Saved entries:
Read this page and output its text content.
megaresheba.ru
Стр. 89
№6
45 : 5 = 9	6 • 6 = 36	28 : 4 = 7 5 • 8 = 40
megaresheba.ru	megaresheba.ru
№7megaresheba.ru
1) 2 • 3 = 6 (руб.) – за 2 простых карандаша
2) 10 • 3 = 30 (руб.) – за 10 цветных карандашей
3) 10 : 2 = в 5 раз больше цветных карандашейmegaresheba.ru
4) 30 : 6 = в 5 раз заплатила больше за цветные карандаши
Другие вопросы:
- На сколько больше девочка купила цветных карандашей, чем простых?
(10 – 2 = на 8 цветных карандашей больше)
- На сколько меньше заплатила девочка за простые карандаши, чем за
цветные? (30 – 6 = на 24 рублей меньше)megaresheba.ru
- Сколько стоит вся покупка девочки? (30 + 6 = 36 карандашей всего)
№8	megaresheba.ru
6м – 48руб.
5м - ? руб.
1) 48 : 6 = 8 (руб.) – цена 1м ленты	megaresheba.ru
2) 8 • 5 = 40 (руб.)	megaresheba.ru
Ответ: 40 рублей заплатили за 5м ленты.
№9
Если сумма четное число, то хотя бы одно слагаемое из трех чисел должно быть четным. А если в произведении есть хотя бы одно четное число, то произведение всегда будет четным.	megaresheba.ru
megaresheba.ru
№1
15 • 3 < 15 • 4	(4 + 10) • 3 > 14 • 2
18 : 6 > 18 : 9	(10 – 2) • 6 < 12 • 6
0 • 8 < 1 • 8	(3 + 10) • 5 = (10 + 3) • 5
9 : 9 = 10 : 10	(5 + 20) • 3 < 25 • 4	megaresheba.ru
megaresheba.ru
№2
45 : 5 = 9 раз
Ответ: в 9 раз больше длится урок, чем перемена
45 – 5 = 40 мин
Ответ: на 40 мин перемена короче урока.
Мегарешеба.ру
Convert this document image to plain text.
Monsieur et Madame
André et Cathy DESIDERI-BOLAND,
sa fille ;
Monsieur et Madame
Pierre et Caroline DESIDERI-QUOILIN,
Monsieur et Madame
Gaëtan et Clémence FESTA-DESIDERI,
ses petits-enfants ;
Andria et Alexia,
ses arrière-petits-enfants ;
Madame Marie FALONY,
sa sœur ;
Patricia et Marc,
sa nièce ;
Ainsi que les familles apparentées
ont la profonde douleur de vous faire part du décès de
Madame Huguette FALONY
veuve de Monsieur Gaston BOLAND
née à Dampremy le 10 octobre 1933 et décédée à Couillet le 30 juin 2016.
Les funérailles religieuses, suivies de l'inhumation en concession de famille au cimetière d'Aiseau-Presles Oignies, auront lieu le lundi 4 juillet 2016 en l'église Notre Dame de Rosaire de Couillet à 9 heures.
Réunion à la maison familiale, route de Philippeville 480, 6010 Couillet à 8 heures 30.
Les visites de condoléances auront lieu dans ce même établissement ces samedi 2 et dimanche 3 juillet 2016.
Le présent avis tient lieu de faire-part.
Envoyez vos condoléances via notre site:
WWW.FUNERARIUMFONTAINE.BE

:: Exercise brief ::
The listing above should be transcribed in full, exactly as written.

:: Result for this exercise ::
Read this page and output its text content.
megaresheba.ru
Стр. 89
№6
45 : 5 = 9	6 • 6 = 36	28 : 4 = 7 5 • 8 = 40
megaresheba.ru	megaresheba.ru
№7megaresheba.ru
1) 2 • 3 = 6 (руб.) – за 2 простых карандаша
2) 10 • 3 = 30 (руб.) – за 10 цветных карандашей
3) 10 : 2 = в 5 раз больше цветных карандашейmegaresheba.ru
4) 30 : 6 = в 5 раз заплатила больше за цветные карандаши
Другие вопросы:
- На сколько больше девочка купила цветных карандашей, чем простых?
(10 – 2 = на 8 цветных карандашей больше)
- На сколько меньше заплатила девочка за простые карандаши, чем за
цветные? (30 – 6 = на 24 рублей меньше)megaresheba.ru
- Сколько стоит вся покупка девочки? (30 + 6 = 36 карандашей всего)
№8	megaresheba.ru
6м – 48руб.
5м - ? руб.
1) 48 : 6 = 8 (руб.) – цена 1м ленты	megaresheba.ru
2) 8 • 5 = 40 (руб.)	megaresheba.ru
Ответ: 40 рублей заплатили за 5м ленты.
№9
Если сумма четное число, то хотя бы одно слагаемое из трех чисел должно быть четным. А если в произведении есть хотя бы одно четное число, то произведение всегда будет четным.	megaresheba.ru
megaresheba.ru
№1
15 • 3 < 15 • 4	(4 + 10) • 3 > 14 • 2
18 : 6 > 18 : 9	(10 – 2) • 6 < 12 • 6
0 • 8 < 1 • 8	(3 + 10) • 5 = (10 + 3) • 5
9 : 9 = 10 : 10	(5 + 20) • 3 < 25 • 4	megaresheba.ru
megaresheba.ru
№2
45 : 5 = 9 раз
Ответ: в 9 раз больше длится урок, чем перемена
45 – 5 = 40 мин
Ответ: на 40 мин перемена короче урока.
Мегарешеба.ру
Convert this document image to plain text.
Monsieur et Madame
André et Cathy DESIDERI-BOLAND,
sa fille ;
Monsieur et Madame
Pierre et Caroline DESIDERI-QUOILIN,
Monsieur et Madame
Gaëtan et Clémence FESTA-DESIDERI,
ses petits-enfants ;
Andria et Alexia,
ses arrière-petits-enfants ;
Madame Marie FALONY,
sa sœur ;
Patricia et Marc,
sa nièce ;
Ainsi que les familles apparentées
ont la profonde douleur de vous faire part du décès de
Madame Huguette FALONY
veuve de Monsieur Gaston BOLAND
née à Dampremy le 10 octobre 1933 et décédée à Couillet le 30 juin 2016.
Les funérailles religieuses, suivies de l'inhumation en concession de famille au cimetière d'Aiseau-Presles Oignies, auront lieu le lundi 4 juillet 2016 en l'église Notre Dame de Rosaire de Couillet à 9 heures.
Réunion à la maison familiale, route de Philippeville 480, 6010 Couillet à 8 heures 30.
Les visites de condoléances auront lieu dans ce même établissement ces samedi 2 et dimanche 3 juillet 2016.
Le présent avis tient lieu de faire-part.
Envoyez vos condoléances via notre site:
WWW.FUNERARIUMFONTAINE.BE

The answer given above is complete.